— Task prompt —
Go through the entries and transcribe each one exactly, dropping the pictures.

— Supplied data —
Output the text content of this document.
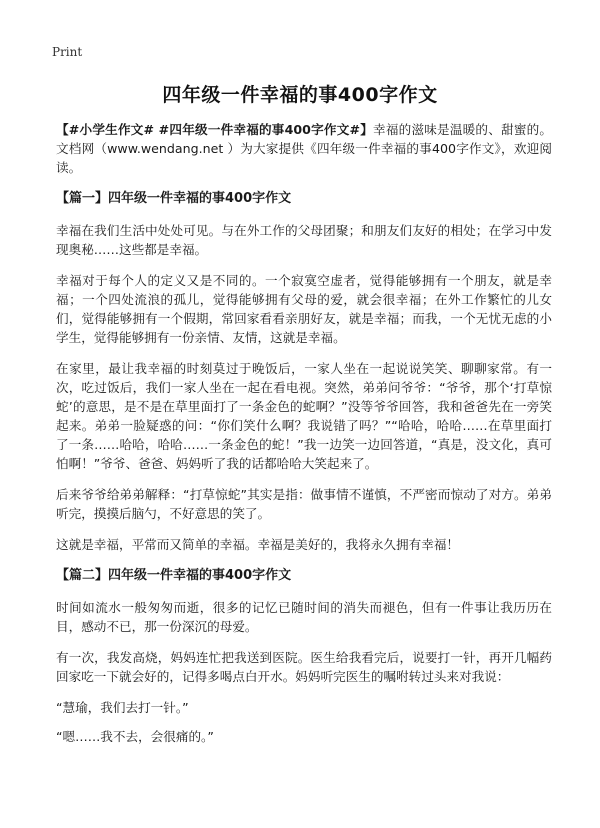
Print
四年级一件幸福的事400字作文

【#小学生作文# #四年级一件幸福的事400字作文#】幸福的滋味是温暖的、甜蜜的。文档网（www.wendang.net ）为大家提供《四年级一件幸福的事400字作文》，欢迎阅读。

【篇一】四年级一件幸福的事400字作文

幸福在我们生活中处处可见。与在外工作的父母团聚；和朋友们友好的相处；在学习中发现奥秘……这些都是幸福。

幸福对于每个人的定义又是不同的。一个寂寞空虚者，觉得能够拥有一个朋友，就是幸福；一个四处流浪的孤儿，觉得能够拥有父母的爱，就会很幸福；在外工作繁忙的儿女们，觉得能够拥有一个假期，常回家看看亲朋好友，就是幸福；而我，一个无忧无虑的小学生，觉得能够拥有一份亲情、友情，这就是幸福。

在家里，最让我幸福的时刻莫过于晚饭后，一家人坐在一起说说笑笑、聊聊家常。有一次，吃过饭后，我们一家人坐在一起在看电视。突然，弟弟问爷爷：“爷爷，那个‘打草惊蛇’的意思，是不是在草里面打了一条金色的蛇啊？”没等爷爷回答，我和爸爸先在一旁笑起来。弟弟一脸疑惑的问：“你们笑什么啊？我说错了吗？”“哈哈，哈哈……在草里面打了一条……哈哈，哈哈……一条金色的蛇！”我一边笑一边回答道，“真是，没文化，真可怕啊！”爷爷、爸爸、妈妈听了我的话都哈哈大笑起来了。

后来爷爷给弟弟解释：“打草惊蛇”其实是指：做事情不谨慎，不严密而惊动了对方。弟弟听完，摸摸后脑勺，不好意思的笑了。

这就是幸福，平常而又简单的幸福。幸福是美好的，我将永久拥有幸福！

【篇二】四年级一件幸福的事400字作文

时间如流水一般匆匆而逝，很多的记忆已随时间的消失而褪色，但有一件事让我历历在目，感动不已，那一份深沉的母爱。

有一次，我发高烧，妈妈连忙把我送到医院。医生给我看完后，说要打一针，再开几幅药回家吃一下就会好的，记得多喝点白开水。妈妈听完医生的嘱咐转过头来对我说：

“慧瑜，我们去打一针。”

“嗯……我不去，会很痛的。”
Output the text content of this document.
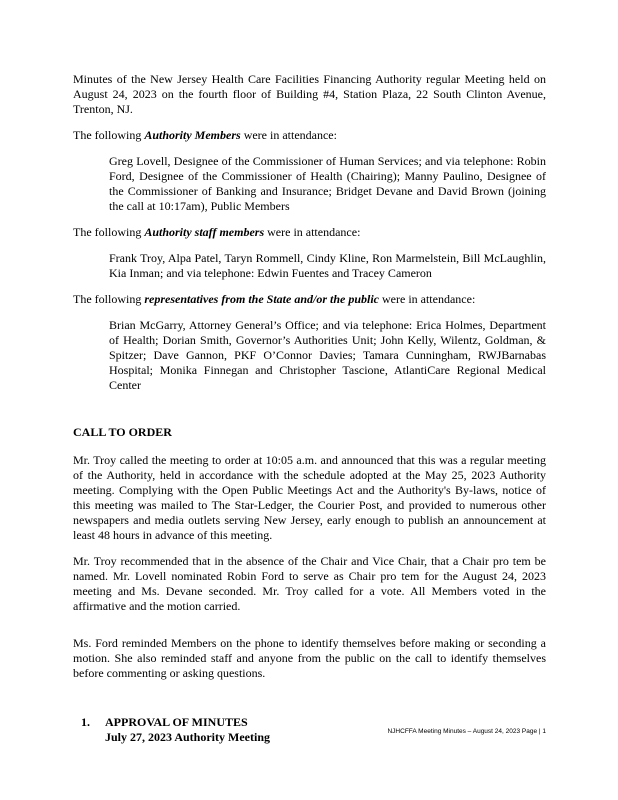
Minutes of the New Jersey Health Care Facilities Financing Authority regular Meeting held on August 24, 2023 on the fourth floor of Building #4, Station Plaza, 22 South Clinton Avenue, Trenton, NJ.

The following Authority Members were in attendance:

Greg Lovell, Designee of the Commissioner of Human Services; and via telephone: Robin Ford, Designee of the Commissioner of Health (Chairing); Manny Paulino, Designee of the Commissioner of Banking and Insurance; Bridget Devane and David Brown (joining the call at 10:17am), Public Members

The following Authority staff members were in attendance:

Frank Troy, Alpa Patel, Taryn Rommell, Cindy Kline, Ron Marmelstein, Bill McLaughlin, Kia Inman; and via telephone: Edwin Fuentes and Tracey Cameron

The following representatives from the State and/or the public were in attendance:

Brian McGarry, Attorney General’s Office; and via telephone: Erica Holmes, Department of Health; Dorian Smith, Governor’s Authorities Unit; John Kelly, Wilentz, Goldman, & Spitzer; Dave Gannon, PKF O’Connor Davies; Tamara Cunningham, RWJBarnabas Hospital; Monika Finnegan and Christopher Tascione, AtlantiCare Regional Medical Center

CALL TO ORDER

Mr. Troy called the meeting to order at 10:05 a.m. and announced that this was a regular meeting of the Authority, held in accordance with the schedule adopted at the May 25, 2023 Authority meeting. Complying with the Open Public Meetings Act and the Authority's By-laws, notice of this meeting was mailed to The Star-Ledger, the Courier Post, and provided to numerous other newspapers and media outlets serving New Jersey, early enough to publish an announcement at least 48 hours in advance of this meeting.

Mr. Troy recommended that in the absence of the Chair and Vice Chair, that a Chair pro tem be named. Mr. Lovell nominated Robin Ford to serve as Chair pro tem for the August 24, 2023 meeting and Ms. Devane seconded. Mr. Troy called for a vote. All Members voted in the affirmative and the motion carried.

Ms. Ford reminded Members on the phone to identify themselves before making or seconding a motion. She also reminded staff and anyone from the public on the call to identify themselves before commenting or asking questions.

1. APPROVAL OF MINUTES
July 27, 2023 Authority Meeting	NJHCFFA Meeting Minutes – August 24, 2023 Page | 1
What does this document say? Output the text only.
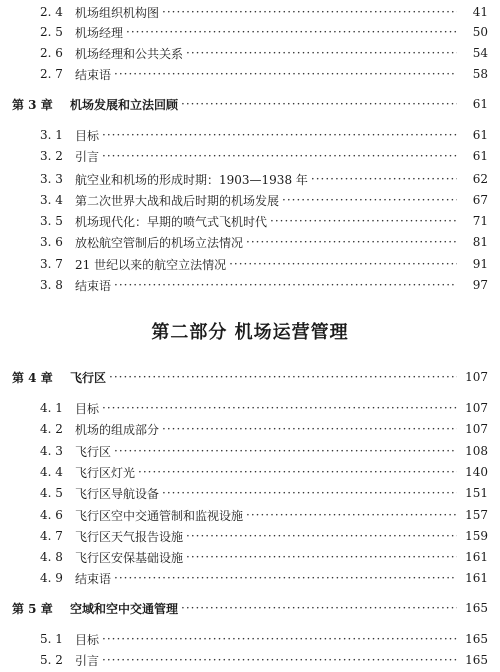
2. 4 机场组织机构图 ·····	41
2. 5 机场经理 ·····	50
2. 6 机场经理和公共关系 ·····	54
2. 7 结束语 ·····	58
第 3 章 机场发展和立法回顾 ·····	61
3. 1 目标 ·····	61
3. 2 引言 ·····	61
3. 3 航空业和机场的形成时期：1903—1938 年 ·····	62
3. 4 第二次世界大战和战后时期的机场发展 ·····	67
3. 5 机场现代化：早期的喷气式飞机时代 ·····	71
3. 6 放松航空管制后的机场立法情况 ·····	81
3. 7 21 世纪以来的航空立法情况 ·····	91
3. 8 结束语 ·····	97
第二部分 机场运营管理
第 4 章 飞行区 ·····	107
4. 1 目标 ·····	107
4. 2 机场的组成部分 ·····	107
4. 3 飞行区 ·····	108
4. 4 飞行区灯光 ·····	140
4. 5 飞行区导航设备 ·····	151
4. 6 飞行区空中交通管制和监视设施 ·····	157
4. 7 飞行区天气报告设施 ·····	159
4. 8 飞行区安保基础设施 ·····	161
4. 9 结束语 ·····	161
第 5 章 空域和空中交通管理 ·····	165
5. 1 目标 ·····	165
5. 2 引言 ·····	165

— Full output —
Output the text content of this document.
Print
四年级一件幸福的事400字作文

【#小学生作文# #四年级一件幸福的事400字作文#】幸福的滋味是温暖的、甜蜜的。文档网（www.wendang.net ）为大家提供《四年级一件幸福的事400字作文》，欢迎阅读。

【篇一】四年级一件幸福的事400字作文

幸福在我们生活中处处可见。与在外工作的父母团聚；和朋友们友好的相处；在学习中发现奥秘……这些都是幸福。

幸福对于每个人的定义又是不同的。一个寂寞空虚者，觉得能够拥有一个朋友，就是幸福；一个四处流浪的孤儿，觉得能够拥有父母的爱，就会很幸福；在外工作繁忙的儿女们，觉得能够拥有一个假期，常回家看看亲朋好友，就是幸福；而我，一个无忧无虑的小学生，觉得能够拥有一份亲情、友情，这就是幸福。

在家里，最让我幸福的时刻莫过于晚饭后，一家人坐在一起说说笑笑、聊聊家常。有一次，吃过饭后，我们一家人坐在一起在看电视。突然，弟弟问爷爷：“爷爷，那个‘打草惊蛇’的意思，是不是在草里面打了一条金色的蛇啊？”没等爷爷回答，我和爸爸先在一旁笑起来。弟弟一脸疑惑的问：“你们笑什么啊？我说错了吗？”“哈哈，哈哈……在草里面打了一条……哈哈，哈哈……一条金色的蛇！”我一边笑一边回答道，“真是，没文化，真可怕啊！”爷爷、爸爸、妈妈听了我的话都哈哈大笑起来了。

后来爷爷给弟弟解释：“打草惊蛇”其实是指：做事情不谨慎，不严密而惊动了对方。弟弟听完，摸摸后脑勺，不好意思的笑了。

这就是幸福，平常而又简单的幸福。幸福是美好的，我将永久拥有幸福！

【篇二】四年级一件幸福的事400字作文

时间如流水一般匆匆而逝，很多的记忆已随时间的消失而褪色，但有一件事让我历历在目，感动不已，那一份深沉的母爱。

有一次，我发高烧，妈妈连忙把我送到医院。医生给我看完后，说要打一针，再开几幅药回家吃一下就会好的，记得多喝点白开水。妈妈听完医生的嘱咐转过头来对我说：

“慧瑜，我们去打一针。”

“嗯……我不去，会很痛的。”
Output the text content of this document.
Minutes of the New Jersey Health Care Facilities Financing Authority regular Meeting held on August 24, 2023 on the fourth floor of Building #4, Station Plaza, 22 South Clinton Avenue, Trenton, NJ.

The following Authority Members were in attendance:

Greg Lovell, Designee of the Commissioner of Human Services; and via telephone: Robin Ford, Designee of the Commissioner of Health (Chairing); Manny Paulino, Designee of the Commissioner of Banking and Insurance; Bridget Devane and David Brown (joining the call at 10:17am), Public Members

The following Authority staff members were in attendance:

Frank Troy, Alpa Patel, Taryn Rommell, Cindy Kline, Ron Marmelstein, Bill McLaughlin, Kia Inman; and via telephone: Edwin Fuentes and Tracey Cameron

The following representatives from the State and/or the public were in attendance:

Brian McGarry, Attorney General’s Office; and via telephone: Erica Holmes, Department of Health; Dorian Smith, Governor’s Authorities Unit; John Kelly, Wilentz, Goldman, & Spitzer; Dave Gannon, PKF O’Connor Davies; Tamara Cunningham, RWJBarnabas Hospital; Monika Finnegan and Christopher Tascione, AtlantiCare Regional Medical Center

CALL TO ORDER

Mr. Troy called the meeting to order at 10:05 a.m. and announced that this was a regular meeting of the Authority, held in accordance with the schedule adopted at the May 25, 2023 Authority meeting. Complying with the Open Public Meetings Act and the Authority's By-laws, notice of this meeting was mailed to The Star-Ledger, the Courier Post, and provided to numerous other newspapers and media outlets serving New Jersey, early enough to publish an announcement at least 48 hours in advance of this meeting.

Mr. Troy recommended that in the absence of the Chair and Vice Chair, that a Chair pro tem be named. Mr. Lovell nominated Robin Ford to serve as Chair pro tem for the August 24, 2023 meeting and Ms. Devane seconded. Mr. Troy called for a vote. All Members voted in the affirmative and the motion carried.

Ms. Ford reminded Members on the phone to identify themselves before making or seconding a motion. She also reminded staff and anyone from the public on the call to identify themselves before commenting or asking questions.

1. APPROVAL OF MINUTES
July 27, 2023 Authority Meeting	NJHCFFA Meeting Minutes – August 24, 2023 Page | 1
What does this document say? Output the text only.
2. 4 机场组织机构图 ·····	41
2. 5 机场经理 ·····	50
2. 6 机场经理和公共关系 ·····	54
2. 7 结束语 ·····	58
第 3 章 机场发展和立法回顾 ·····	61
3. 1 目标 ·····	61
3. 2 引言 ·····	61
3. 3 航空业和机场的形成时期：1903—1938 年 ·····	62
3. 4 第二次世界大战和战后时期的机场发展 ·····	67
3. 5 机场现代化：早期的喷气式飞机时代 ·····	71
3. 6 放松航空管制后的机场立法情况 ·····	81
3. 7 21 世纪以来的航空立法情况 ·····	91
3. 8 结束语 ·····	97
第二部分 机场运营管理
第 4 章 飞行区 ·····	107
4. 1 目标 ·····	107
4. 2 机场的组成部分 ·····	107
4. 3 飞行区 ·····	108
4. 4 飞行区灯光 ·····	140
4. 5 飞行区导航设备 ·····	151
4. 6 飞行区空中交通管制和监视设施 ·····	157
4. 7 飞行区天气报告设施 ·····	159
4. 8 飞行区安保基础设施 ·····	161
4. 9 结束语 ·····	161
第 5 章 空域和空中交通管理 ·····	165
5. 1 目标 ·····	165
5. 2 引言 ·····	165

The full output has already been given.